ITEMS —
* * * *

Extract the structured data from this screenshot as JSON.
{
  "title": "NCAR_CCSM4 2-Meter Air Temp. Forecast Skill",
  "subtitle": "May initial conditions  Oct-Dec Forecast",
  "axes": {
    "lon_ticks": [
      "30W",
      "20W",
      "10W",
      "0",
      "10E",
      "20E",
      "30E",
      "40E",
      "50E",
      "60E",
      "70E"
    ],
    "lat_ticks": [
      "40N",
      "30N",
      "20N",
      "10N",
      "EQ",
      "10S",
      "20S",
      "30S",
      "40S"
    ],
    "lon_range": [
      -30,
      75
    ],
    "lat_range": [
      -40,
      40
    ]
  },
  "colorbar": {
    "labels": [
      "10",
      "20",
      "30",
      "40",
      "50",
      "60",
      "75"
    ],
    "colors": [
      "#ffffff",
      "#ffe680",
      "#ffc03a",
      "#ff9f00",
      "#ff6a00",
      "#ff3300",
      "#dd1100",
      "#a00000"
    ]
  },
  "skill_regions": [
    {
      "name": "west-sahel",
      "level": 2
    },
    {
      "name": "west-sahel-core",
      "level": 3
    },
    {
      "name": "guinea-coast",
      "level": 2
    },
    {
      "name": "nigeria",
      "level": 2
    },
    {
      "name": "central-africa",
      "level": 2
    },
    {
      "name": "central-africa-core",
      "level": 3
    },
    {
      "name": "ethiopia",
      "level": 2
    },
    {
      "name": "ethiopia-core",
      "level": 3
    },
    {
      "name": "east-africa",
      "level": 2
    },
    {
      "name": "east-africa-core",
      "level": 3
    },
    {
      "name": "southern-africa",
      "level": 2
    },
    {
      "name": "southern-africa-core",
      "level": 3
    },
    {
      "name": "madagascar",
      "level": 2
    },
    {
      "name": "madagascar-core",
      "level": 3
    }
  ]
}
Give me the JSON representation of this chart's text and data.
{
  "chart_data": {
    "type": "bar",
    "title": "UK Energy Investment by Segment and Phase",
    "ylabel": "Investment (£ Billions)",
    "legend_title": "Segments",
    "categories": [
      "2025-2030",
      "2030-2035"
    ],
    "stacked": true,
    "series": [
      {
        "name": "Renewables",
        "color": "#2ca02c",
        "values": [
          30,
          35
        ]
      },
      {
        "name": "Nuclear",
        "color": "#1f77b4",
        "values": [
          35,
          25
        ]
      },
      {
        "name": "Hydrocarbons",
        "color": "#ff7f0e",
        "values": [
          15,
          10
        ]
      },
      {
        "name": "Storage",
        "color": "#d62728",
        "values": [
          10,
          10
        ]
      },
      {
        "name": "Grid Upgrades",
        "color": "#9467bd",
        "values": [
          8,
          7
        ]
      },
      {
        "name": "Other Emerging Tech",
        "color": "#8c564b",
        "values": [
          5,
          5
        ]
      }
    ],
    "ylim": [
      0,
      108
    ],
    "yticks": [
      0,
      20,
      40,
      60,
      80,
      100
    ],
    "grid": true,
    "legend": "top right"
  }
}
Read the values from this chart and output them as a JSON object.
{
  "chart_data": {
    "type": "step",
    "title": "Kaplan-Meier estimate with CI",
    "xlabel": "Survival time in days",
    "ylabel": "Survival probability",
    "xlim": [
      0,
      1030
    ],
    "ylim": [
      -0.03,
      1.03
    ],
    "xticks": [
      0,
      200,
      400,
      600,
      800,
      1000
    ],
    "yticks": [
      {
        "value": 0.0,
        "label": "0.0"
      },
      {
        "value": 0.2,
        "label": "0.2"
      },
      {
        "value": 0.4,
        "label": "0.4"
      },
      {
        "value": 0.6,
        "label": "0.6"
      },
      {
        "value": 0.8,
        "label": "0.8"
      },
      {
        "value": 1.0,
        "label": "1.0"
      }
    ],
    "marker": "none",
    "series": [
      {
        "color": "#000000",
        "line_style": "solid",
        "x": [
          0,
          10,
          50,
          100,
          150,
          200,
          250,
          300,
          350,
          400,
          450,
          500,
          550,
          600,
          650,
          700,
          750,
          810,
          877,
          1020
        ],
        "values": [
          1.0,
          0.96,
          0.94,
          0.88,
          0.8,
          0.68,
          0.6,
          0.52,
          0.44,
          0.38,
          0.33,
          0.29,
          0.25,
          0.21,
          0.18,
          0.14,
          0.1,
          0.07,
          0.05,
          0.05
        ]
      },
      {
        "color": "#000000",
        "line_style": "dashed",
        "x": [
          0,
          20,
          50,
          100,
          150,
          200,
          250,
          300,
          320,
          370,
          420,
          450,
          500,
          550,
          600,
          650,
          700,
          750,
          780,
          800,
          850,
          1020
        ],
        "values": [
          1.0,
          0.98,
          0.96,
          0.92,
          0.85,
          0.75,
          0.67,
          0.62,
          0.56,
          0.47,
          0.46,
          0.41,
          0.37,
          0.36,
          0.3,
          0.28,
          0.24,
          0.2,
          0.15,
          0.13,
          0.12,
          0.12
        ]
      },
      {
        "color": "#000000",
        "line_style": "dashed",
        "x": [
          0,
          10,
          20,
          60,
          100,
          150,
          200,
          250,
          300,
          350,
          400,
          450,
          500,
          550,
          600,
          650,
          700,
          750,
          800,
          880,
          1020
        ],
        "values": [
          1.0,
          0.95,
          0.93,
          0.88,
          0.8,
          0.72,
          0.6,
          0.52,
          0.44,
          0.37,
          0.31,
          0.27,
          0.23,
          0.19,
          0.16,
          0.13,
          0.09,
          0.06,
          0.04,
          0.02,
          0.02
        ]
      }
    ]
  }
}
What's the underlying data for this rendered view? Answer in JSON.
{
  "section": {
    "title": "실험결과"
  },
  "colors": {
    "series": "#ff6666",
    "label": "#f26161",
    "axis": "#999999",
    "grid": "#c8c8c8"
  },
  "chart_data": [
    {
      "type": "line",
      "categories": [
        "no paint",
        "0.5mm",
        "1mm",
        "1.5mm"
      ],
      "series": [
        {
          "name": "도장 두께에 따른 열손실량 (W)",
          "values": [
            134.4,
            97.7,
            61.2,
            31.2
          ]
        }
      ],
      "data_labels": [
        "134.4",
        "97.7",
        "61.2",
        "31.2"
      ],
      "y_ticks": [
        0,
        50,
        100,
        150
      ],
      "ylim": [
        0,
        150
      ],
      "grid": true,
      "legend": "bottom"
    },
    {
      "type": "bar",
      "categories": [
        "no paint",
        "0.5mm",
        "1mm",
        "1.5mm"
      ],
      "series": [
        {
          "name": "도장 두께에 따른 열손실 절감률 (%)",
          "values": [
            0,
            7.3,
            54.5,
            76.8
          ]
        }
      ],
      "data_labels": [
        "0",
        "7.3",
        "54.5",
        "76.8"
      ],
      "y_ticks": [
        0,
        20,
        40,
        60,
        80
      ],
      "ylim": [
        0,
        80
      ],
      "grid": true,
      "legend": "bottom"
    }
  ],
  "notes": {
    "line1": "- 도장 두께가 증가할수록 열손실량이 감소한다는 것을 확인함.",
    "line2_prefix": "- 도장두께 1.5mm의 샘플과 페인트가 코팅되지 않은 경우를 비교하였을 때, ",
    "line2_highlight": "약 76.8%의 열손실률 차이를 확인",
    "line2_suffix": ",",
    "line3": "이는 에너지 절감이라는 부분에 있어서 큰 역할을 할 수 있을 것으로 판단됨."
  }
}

* * * *

TASK GOAL —
Go through the listing above and pull out each line containing the word "true".

THE REPLY —
    "stacked": true,
    "grid": true,
      "grid": true,
      "grid": true,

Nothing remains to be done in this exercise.